* start *

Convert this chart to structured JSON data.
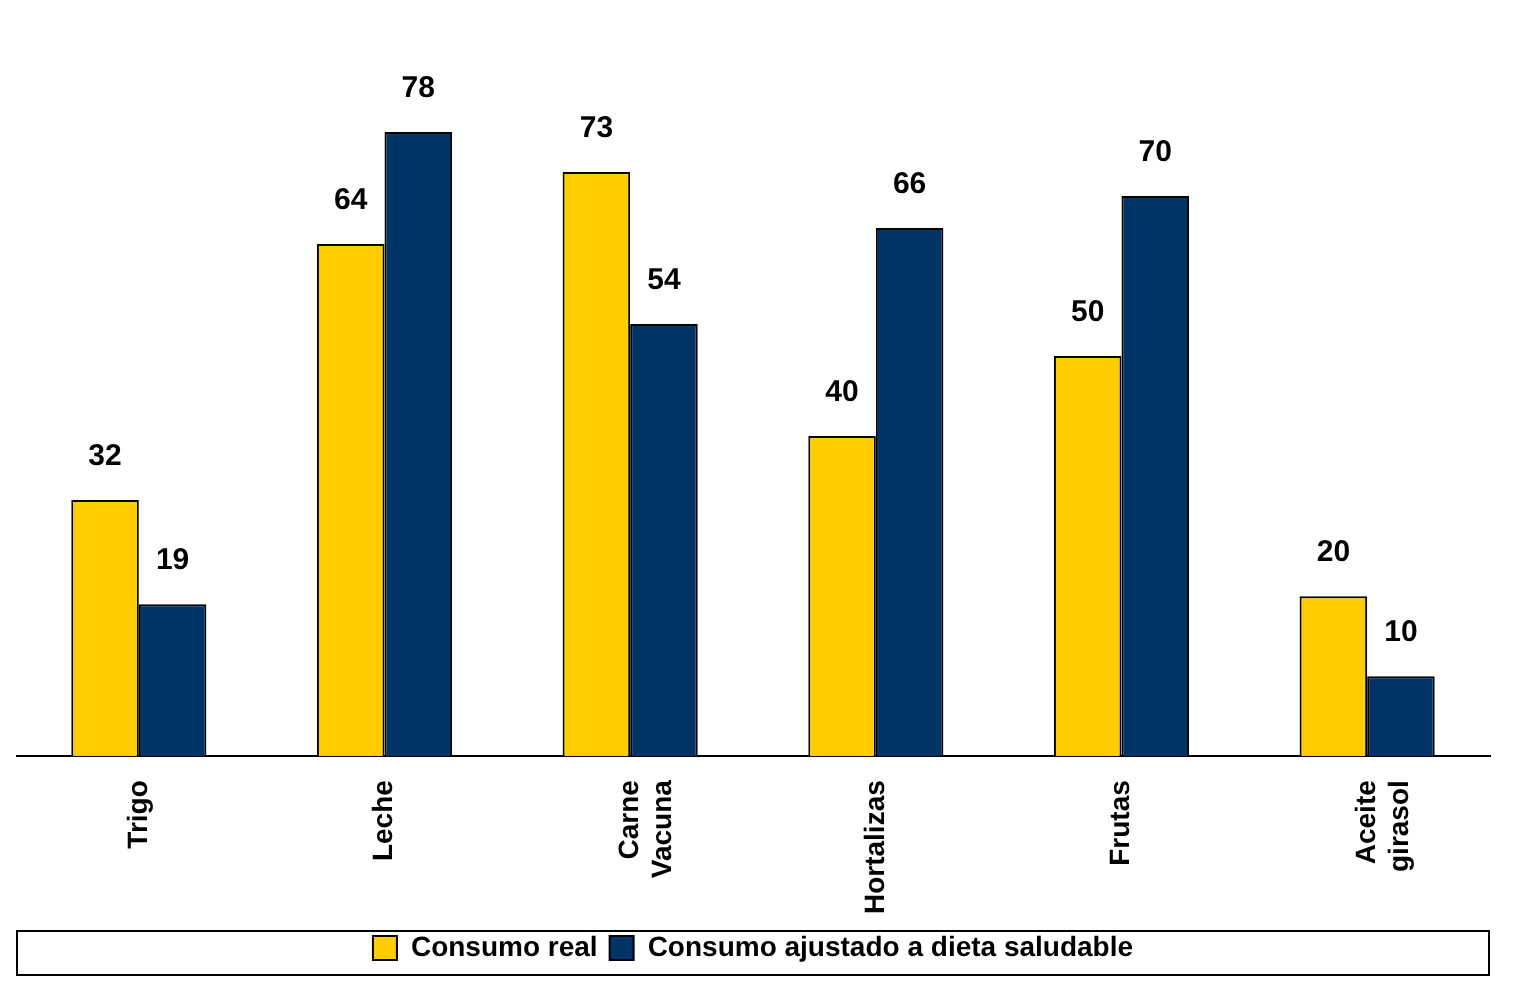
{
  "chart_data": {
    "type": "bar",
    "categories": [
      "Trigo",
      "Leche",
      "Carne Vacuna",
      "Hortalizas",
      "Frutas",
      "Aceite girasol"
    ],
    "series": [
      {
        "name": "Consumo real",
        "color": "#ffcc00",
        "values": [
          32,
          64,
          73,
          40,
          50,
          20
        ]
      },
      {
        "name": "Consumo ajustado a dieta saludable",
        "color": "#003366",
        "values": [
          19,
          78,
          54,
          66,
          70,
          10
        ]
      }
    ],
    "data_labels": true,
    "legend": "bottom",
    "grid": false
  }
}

* end *

» **AIM**:
Exactly reproduce the entries above, minus the pictures.

» **RESPONSE**:
Convert this chart to structured JSON data.
{
  "chart_data": {
    "type": "bar",
    "categories": [
      "Trigo",
      "Leche",
      "Carne Vacuna",
      "Hortalizas",
      "Frutas",
      "Aceite girasol"
    ],
    "series": [
      {
        "name": "Consumo real",
        "color": "#ffcc00",
        "values": [
          32,
          64,
          73,
          40,
          50,
          20
        ]
      },
      {
        "name": "Consumo ajustado a dieta saludable",
        "color": "#003366",
        "values": [
          19,
          78,
          54,
          66,
          70,
          10
        ]
      }
    ],
    "data_labels": true,
    "legend": "bottom",
    "grid": false
  }
}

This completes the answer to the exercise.